▶ [Your instructions] Each line containing the word "title" needs to be copied.

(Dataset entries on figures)
==============================

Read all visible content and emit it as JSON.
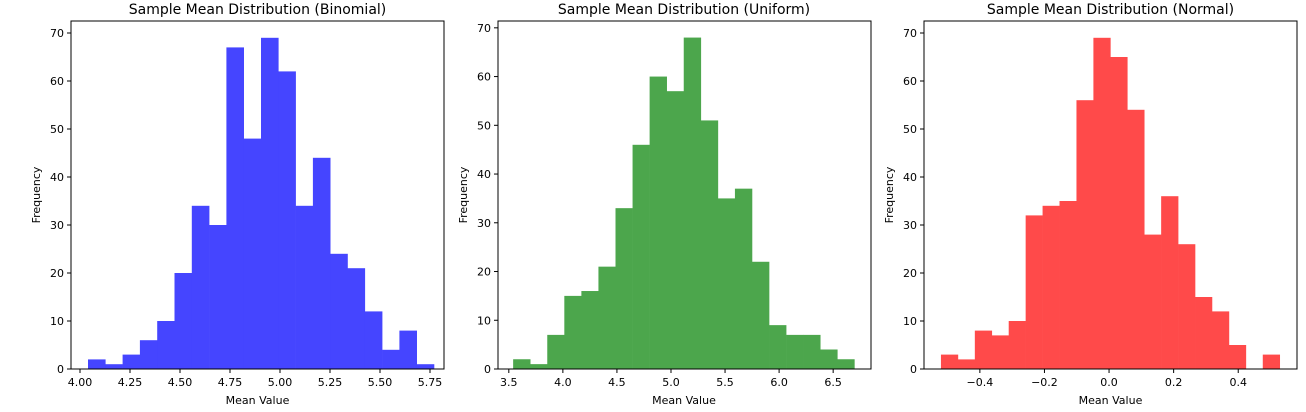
{
  "chart_data": [
    {
      "type": "bar",
      "subtype": "histogram",
      "title": "Sample Mean Distribution (Binomial)",
      "xlabel": "Mean Value",
      "ylabel": "Frequency",
      "color": "#4545ff",
      "xlim": [
        3.955,
        5.82
      ],
      "ylim": [
        0,
        72.5
      ],
      "xticks": [
        4.0,
        4.25,
        4.5,
        4.75,
        5.0,
        5.25,
        5.5,
        5.75
      ],
      "xtick_labels": [
        "4.00",
        "4.25",
        "4.50",
        "4.75",
        "5.00",
        "5.25",
        "5.50",
        "5.75"
      ],
      "yticks": [
        0,
        10,
        20,
        30,
        40,
        50,
        60,
        70
      ],
      "bin_start": 4.04,
      "bin_width": 0.0865,
      "values": [
        2,
        1,
        3,
        6,
        10,
        20,
        34,
        30,
        67,
        48,
        69,
        62,
        34,
        44,
        24,
        21,
        12,
        4,
        8,
        1
      ]
    },
    {
      "type": "bar",
      "subtype": "histogram",
      "title": "Sample Mean Distribution (Uniform)",
      "xlabel": "Mean Value",
      "ylabel": "Frequency",
      "color": "#4ca64c",
      "xlim": [
        3.4,
        6.85
      ],
      "ylim": [
        0,
        71.4
      ],
      "xticks": [
        3.5,
        4.0,
        4.5,
        5.0,
        5.5,
        6.0,
        6.5
      ],
      "xtick_labels": [
        "3.5",
        "4.0",
        "4.5",
        "5.0",
        "5.5",
        "6.0",
        "6.5"
      ],
      "yticks": [
        0,
        10,
        20,
        30,
        40,
        50,
        60,
        70
      ],
      "bin_start": 3.54,
      "bin_width": 0.1578,
      "values": [
        2,
        1,
        7,
        15,
        16,
        21,
        33,
        46,
        60,
        57,
        68,
        51,
        35,
        37,
        22,
        9,
        7,
        7,
        4,
        2
      ]
    },
    {
      "type": "bar",
      "subtype": "histogram",
      "title": "Sample Mean Distribution (Normal)",
      "xlabel": "Mean Value",
      "ylabel": "Frequency",
      "color": "#ff4a4a",
      "xlim": [
        -0.573,
        0.582
      ],
      "ylim": [
        0,
        72.5
      ],
      "xticks": [
        -0.4,
        -0.2,
        0.0,
        0.2,
        0.4
      ],
      "xtick_labels": [
        "−0.4",
        "−0.2",
        "0.0",
        "0.2",
        "0.4"
      ],
      "yticks": [
        0,
        10,
        20,
        30,
        40,
        50,
        60,
        70
      ],
      "bin_start": -0.5205,
      "bin_width": 0.05245,
      "values": [
        3,
        2,
        8,
        7,
        10,
        32,
        34,
        35,
        56,
        69,
        65,
        54,
        28,
        36,
        26,
        15,
        12,
        5,
        0,
        3
      ]
    }
  ]
}
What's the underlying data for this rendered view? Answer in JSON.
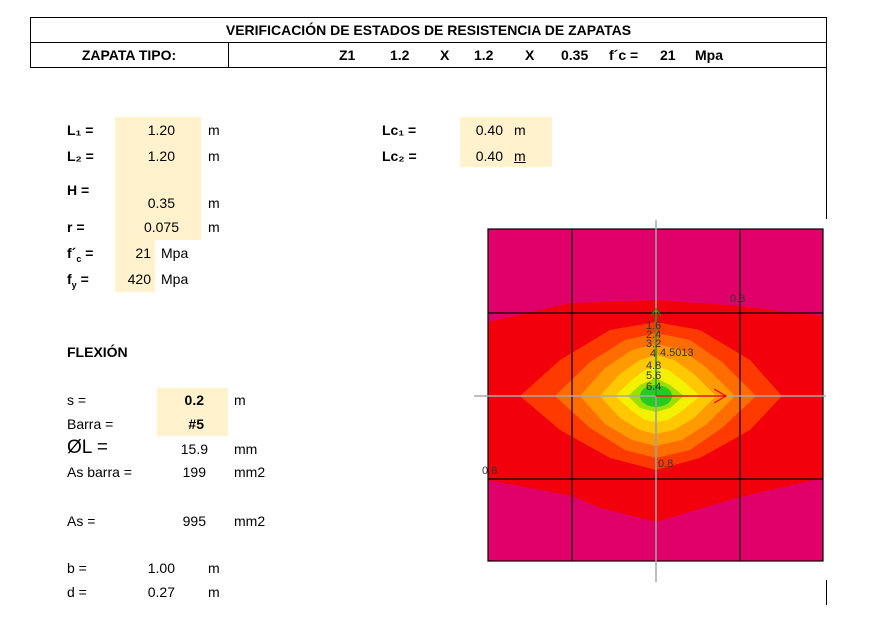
{
  "header": {
    "title": "VERIFICACIÓN DE ESTADOS DE RESISTENCIA DE ZAPATAS",
    "type_label": "ZAPATA TIPO:",
    "type_cells": [
      "Z1",
      "1.2",
      "X",
      "1.2",
      "X",
      "0.35",
      "f´c =",
      "21",
      "Mpa"
    ]
  },
  "inputs": {
    "L1": {
      "label": "L₁ =",
      "value": "1.20",
      "unit": "m"
    },
    "L2": {
      "label": "L₂ =",
      "value": "1.20",
      "unit": "m"
    },
    "H": {
      "label": "H =",
      "value": "0.35",
      "unit": "m"
    },
    "r": {
      "label": "r =",
      "value": "0.075",
      "unit": "m"
    },
    "fc": {
      "label": {
        "base": "f´",
        "sub": "c",
        "tail": " ="
      },
      "value": "21",
      "unit": "Mpa"
    },
    "fy": {
      "label": {
        "base": "f",
        "sub": "y",
        "tail": " ="
      },
      "value": "420",
      "unit": "Mpa"
    },
    "Lc1": {
      "label": "Lc₁ =",
      "value": "0.40",
      "unit": "m"
    },
    "Lc2": {
      "label": "Lc₂ =",
      "value": "0.40",
      "unit": "m"
    }
  },
  "flexion": {
    "title": "FLEXIÓN",
    "s": {
      "label": "s =",
      "value": "0.2",
      "unit": "m"
    },
    "barra": {
      "label": "Barra =",
      "value": "#5"
    },
    "phiL": {
      "label": "ØL =",
      "value": "15.9",
      "unit": "mm"
    },
    "as_barra": {
      "label": "As barra =",
      "value": "199",
      "unit": "mm2"
    },
    "as": {
      "label": "As =",
      "value": "995",
      "unit": "mm2"
    },
    "b": {
      "label": "b =",
      "value": "1.00",
      "unit": "m"
    },
    "d": {
      "label": "d =",
      "value": "0.27",
      "unit": "m"
    }
  },
  "plot": {
    "labels": [
      "0.8",
      "1.6",
      "2.4",
      "3.2",
      "4",
      "4.5013",
      "4.8",
      "5.6",
      "6.4",
      "0.8",
      "0.8"
    ]
  }
}
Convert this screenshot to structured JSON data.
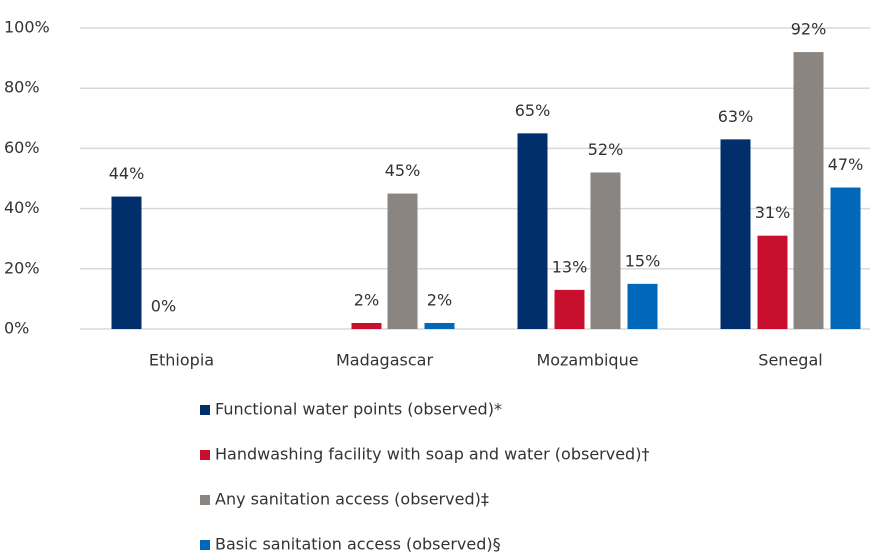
{
  "chart_data": {
    "type": "bar",
    "categories": [
      "Ethiopia",
      "Madagascar",
      "Mozambique",
      "Senegal"
    ],
    "series": [
      {
        "name": "Functional water points (observed)*",
        "color": "#002f6c",
        "values": [
          44,
          null,
          65,
          63
        ],
        "value_labels": [
          "44%",
          null,
          "65%",
          "63%"
        ]
      },
      {
        "name": "Handwashing facility with soap and water (observed)†",
        "color": "#c8102e",
        "values": [
          0,
          2,
          13,
          31
        ],
        "value_labels": [
          "0%",
          "2%",
          "13%",
          "31%"
        ]
      },
      {
        "name": "Any sanitation access (observed)‡",
        "color": "#8a8580",
        "values": [
          null,
          45,
          52,
          92
        ],
        "value_labels": [
          null,
          "45%",
          "52%",
          "92%"
        ]
      },
      {
        "name": "Basic sanitation access (observed)§",
        "color": "#0067b9",
        "values": [
          null,
          2,
          15,
          47
        ],
        "value_labels": [
          null,
          "2%",
          "15%",
          "47%"
        ]
      }
    ],
    "ylim": [
      0,
      100
    ],
    "yticks": [
      {
        "value": 0,
        "label": "0%"
      },
      {
        "value": 20,
        "label": "20%"
      },
      {
        "value": 40,
        "label": "40%"
      },
      {
        "value": 60,
        "label": "60%"
      },
      {
        "value": 80,
        "label": "80%"
      },
      {
        "value": 100,
        "label": "100%"
      }
    ],
    "grid": true,
    "legend": "bottom"
  }
}
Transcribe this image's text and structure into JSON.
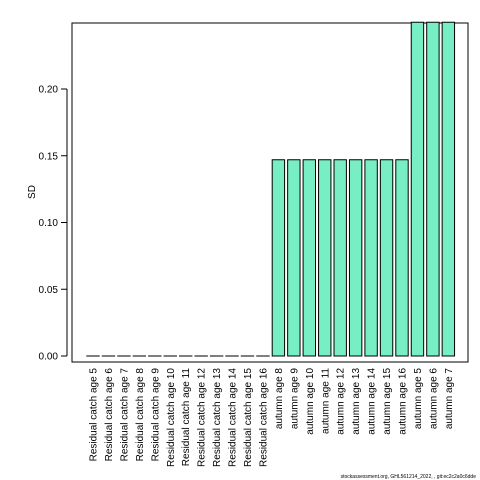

==============================

▶ [Exercise response]
      "title": "Sample Mean Distribution (Binomial)",
      "title": "Sample Mean Distribution (Uniform)",
      "title": "Sample Mean Distribution (Normal)",
    "title": "VERIFICACIÓN DE ESTADOS DE RESISTENCIA DE ZAPATAS",
    "title": "FLEXIÓN",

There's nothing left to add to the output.